Supplied data: Begin

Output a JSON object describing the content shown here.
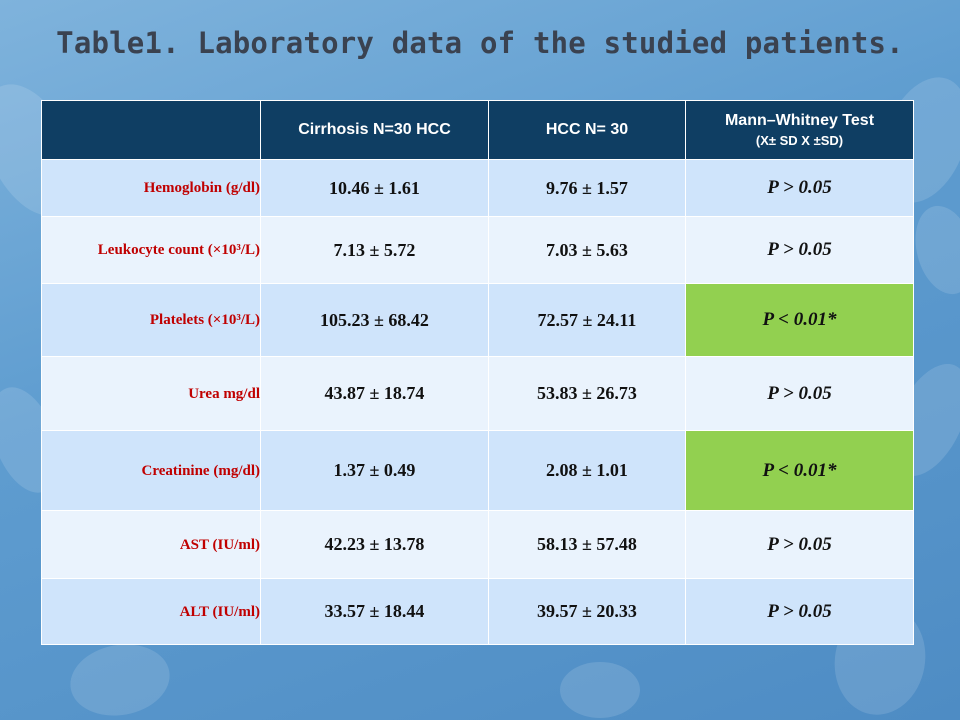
{
  "title": "Table1. Laboratory data of the studied patients.",
  "table": {
    "headers": [
      {
        "main": "",
        "sub": ""
      },
      {
        "main": "Cirrhosis N=30 HCC",
        "sub": ""
      },
      {
        "main": "HCC N= 30",
        "sub": ""
      },
      {
        "main": "Mann–Whitney Test",
        "sub": "(X± SD X ±SD)"
      }
    ],
    "rows": [
      {
        "label": "Hemoglobin (g/dl)",
        "cirrhosis": "10.46 ± 1.61",
        "hcc": "9.76 ± 1.57",
        "p": "P > 0.05",
        "significant": false
      },
      {
        "label": "Leukocyte count (×10³/L)",
        "cirrhosis": "7.13 ± 5.72",
        "hcc": "7.03 ± 5.63",
        "p": "P > 0.05",
        "significant": false
      },
      {
        "label": "Platelets (×10³/L)",
        "cirrhosis": "105.23 ± 68.42",
        "hcc": "72.57 ± 24.11",
        "p": "P < 0.01*",
        "significant": true
      },
      {
        "label": "Urea mg/dl",
        "cirrhosis": "43.87 ± 18.74",
        "hcc": "53.83 ± 26.73",
        "p": "P > 0.05",
        "significant": false
      },
      {
        "label": "Creatinine (mg/dl)",
        "cirrhosis": "1.37 ± 0.49",
        "hcc": "2.08 ± 1.01",
        "p": "P < 0.01*",
        "significant": true
      },
      {
        "label": "AST (IU/ml)",
        "cirrhosis": "42.23 ± 13.78",
        "hcc": "58.13 ± 57.48",
        "p": "P > 0.05",
        "significant": false
      },
      {
        "label": "ALT (IU/ml)",
        "cirrhosis": "33.57 ± 18.44",
        "hcc": "39.57 ± 20.33",
        "p": "P > 0.05",
        "significant": false
      }
    ]
  },
  "colors": {
    "header_bg": "#0f3e63",
    "row_odd": "#cfe4fb",
    "row_even": "#eaf3fd",
    "significant_bg": "#92d050",
    "label_text": "#c00000"
  }
}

Supplied data: End

Which lines above include the string "main"? Show them.

Output for this task →
        "main": "",
        "main": "Cirrhosis N=30 HCC",
        "main": "HCC N= 30",
        "main": "Mann–Whitney Test",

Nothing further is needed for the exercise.